▶ **Task**: Extract all lines containing "name".

▶ **Records from a collection of figures**:
>> begin

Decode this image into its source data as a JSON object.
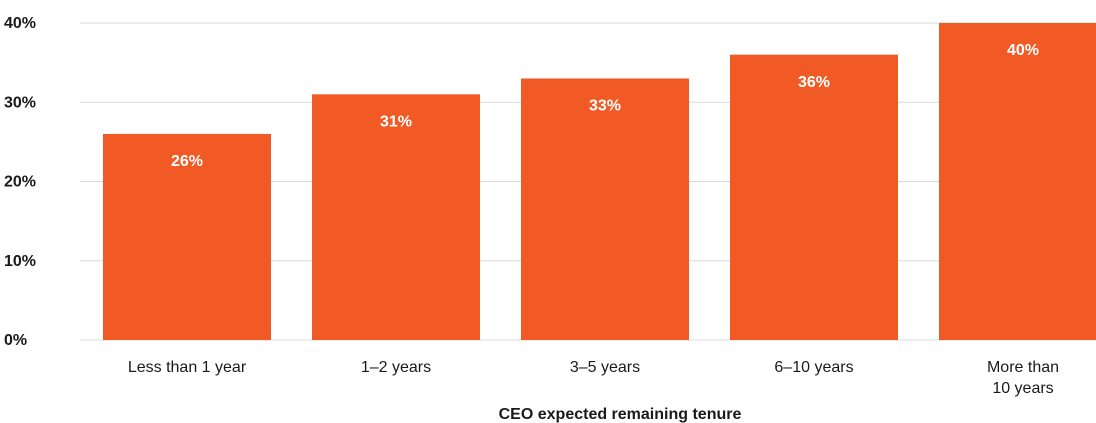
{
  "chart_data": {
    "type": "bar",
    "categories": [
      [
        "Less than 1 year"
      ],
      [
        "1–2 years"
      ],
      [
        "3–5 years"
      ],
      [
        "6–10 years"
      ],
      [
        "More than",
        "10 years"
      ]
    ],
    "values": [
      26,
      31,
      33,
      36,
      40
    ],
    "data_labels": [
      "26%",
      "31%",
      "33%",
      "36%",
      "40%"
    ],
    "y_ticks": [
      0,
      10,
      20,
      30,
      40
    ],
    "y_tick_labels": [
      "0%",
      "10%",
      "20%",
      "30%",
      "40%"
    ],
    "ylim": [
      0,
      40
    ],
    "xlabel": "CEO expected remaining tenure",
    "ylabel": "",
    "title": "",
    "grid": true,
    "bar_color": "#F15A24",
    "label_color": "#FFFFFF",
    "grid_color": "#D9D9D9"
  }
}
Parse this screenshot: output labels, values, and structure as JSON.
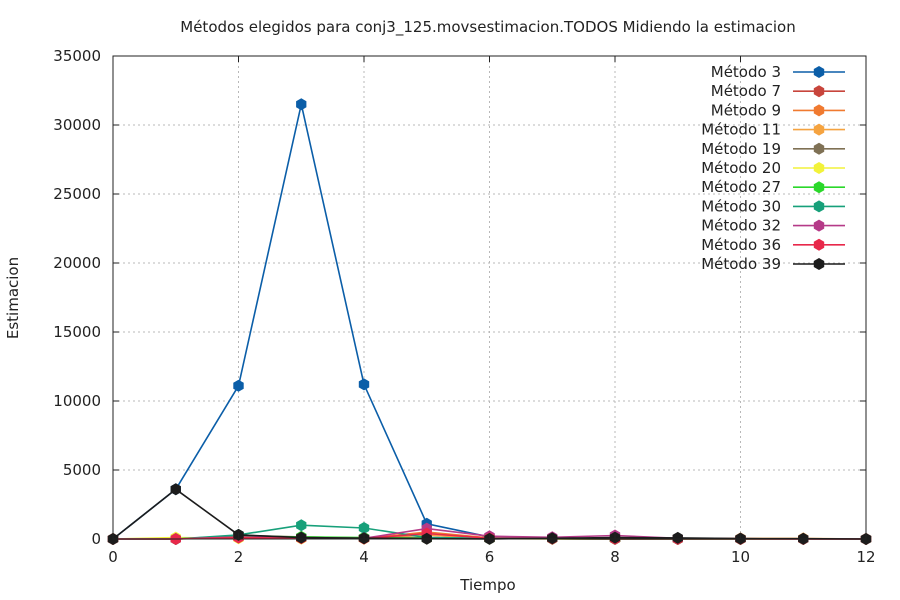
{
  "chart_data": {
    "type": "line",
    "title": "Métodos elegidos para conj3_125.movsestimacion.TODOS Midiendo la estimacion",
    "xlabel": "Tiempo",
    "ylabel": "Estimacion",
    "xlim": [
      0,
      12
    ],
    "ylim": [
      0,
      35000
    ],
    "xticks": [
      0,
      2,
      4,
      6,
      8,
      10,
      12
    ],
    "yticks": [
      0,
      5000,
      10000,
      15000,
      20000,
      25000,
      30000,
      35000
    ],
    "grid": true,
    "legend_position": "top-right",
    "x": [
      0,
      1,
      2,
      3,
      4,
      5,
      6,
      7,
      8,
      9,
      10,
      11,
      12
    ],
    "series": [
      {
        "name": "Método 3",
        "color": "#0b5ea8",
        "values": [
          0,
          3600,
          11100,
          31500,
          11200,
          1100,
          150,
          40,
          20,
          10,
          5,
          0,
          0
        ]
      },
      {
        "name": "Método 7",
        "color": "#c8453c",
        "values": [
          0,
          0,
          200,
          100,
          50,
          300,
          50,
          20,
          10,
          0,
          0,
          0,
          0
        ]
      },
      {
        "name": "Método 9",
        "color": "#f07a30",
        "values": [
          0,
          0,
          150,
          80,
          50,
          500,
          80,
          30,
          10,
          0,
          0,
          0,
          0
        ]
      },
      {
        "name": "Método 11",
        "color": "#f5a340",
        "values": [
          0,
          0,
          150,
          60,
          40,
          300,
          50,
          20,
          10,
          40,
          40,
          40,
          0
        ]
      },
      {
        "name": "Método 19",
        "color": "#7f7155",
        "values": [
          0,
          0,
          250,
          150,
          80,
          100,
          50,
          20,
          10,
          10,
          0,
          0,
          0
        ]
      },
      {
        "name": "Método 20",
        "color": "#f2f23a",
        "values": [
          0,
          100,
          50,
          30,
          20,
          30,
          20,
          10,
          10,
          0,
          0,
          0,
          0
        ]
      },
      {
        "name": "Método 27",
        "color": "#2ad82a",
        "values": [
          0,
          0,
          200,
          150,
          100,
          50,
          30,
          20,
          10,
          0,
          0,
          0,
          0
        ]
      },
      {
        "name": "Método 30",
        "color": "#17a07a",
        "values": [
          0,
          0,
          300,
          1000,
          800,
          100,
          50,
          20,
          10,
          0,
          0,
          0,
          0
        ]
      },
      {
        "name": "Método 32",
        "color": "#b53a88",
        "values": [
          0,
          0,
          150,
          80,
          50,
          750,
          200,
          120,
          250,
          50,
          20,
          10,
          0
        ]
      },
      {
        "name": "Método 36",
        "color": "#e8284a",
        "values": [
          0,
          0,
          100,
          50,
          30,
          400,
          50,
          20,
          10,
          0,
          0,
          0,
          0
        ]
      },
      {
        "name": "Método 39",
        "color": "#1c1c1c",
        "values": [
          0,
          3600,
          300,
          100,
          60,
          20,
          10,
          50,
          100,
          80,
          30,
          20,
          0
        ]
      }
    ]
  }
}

>> end

▶ **Output for this exercise**:
        "name": "Método 3",
        "name": "Método 7",
        "name": "Método 9",
        "name": "Método 11",
        "name": "Método 19",
        "name": "Método 20",
        "name": "Método 27",
        "name": "Método 30",
        "name": "Método 32",
        "name": "Método 36",
        "name": "Método 39",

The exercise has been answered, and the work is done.